__Exercise objective__:
In the material below, the lines containing the word "кишок" are required; copy each of them.

__Records for the task__:

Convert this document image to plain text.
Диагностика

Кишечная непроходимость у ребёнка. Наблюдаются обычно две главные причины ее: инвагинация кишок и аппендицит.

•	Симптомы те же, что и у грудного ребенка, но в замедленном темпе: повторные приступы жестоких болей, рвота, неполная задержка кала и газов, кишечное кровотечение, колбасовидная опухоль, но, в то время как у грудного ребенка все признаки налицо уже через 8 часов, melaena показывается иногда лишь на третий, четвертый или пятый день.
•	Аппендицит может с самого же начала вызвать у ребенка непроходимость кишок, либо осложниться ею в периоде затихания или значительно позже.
--
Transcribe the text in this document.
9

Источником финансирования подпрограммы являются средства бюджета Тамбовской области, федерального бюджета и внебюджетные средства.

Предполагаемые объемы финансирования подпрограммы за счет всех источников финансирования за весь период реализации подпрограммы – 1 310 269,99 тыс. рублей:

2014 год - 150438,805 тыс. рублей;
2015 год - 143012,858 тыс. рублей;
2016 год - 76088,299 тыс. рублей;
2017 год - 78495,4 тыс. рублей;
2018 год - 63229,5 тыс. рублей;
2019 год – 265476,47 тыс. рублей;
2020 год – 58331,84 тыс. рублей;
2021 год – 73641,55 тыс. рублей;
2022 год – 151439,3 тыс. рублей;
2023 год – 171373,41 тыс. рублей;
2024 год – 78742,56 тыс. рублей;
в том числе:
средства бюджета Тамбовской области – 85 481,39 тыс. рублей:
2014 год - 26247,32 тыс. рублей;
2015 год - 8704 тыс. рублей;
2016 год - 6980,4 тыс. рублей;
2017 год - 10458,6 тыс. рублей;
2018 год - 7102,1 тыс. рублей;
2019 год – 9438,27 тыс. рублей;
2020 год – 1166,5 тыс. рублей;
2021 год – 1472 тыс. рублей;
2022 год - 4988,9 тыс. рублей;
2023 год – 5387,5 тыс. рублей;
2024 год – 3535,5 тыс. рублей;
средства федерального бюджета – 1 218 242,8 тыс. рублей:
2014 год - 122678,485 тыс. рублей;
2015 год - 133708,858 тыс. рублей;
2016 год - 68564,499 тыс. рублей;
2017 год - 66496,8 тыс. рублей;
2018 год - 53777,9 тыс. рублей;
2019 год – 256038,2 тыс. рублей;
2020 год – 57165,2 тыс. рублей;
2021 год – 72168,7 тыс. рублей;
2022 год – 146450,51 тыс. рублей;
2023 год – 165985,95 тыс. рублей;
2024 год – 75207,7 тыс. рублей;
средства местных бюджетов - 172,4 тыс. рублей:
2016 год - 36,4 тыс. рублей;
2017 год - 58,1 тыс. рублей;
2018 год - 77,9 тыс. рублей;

__Output__:
Кишечная непроходимость у ребёнка. Наблюдаются обычно две главные причины ее: инвагинация кишок и аппендицит.
•	Аппендицит может с самого же начала вызвать у ребенка непроходимость кишок, либо осложниться ею в периоде затихания или значительно позже.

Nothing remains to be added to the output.